Objective
Repeat the records below exactly as they appear.

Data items

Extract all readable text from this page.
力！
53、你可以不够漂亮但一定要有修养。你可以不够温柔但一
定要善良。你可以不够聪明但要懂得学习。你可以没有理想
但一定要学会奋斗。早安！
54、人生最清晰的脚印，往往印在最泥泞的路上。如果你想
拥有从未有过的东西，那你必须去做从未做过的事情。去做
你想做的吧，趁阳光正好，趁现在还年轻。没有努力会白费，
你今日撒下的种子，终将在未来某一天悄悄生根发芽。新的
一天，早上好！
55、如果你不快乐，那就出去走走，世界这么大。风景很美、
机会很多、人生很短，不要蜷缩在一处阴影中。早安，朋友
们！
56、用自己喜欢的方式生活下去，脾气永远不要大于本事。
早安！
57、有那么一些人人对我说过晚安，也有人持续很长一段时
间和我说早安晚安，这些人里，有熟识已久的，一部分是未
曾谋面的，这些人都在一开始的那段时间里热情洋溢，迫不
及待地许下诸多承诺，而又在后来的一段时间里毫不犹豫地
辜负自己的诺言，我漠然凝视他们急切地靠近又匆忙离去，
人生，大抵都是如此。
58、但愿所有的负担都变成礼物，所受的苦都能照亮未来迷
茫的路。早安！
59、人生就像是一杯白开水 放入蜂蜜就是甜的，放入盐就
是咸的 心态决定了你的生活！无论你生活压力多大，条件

Answer to the problem
Extract all readable text from this page.
力！
53、你可以不够漂亮但一定要有修养。你可以不够温柔但一
定要善良。你可以不够聪明但要懂得学习。你可以没有理想
但一定要学会奋斗。早安！
54、人生最清晰的脚印，往往印在最泥泞的路上。如果你想
拥有从未有过的东西，那你必须去做从未做过的事情。去做
你想做的吧，趁阳光正好，趁现在还年轻。没有努力会白费，
你今日撒下的种子，终将在未来某一天悄悄生根发芽。新的
一天，早上好！
55、如果你不快乐，那就出去走走，世界这么大。风景很美、
机会很多、人生很短，不要蜷缩在一处阴影中。早安，朋友
们！
56、用自己喜欢的方式生活下去，脾气永远不要大于本事。
早安！
57、有那么一些人人对我说过晚安，也有人持续很长一段时
间和我说早安晚安，这些人里，有熟识已久的，一部分是未
曾谋面的，这些人都在一开始的那段时间里热情洋溢，迫不
及待地许下诸多承诺，而又在后来的一段时间里毫不犹豫地
辜负自己的诺言，我漠然凝视他们急切地靠近又匆忙离去，
人生，大抵都是如此。
58、但愿所有的负担都变成礼物，所受的苦都能照亮未来迷
茫的路。早安！
59、人生就像是一杯白开水 放入蜂蜜就是甜的，放入盐就
是咸的 心态决定了你的生活！无论你生活压力多大，条件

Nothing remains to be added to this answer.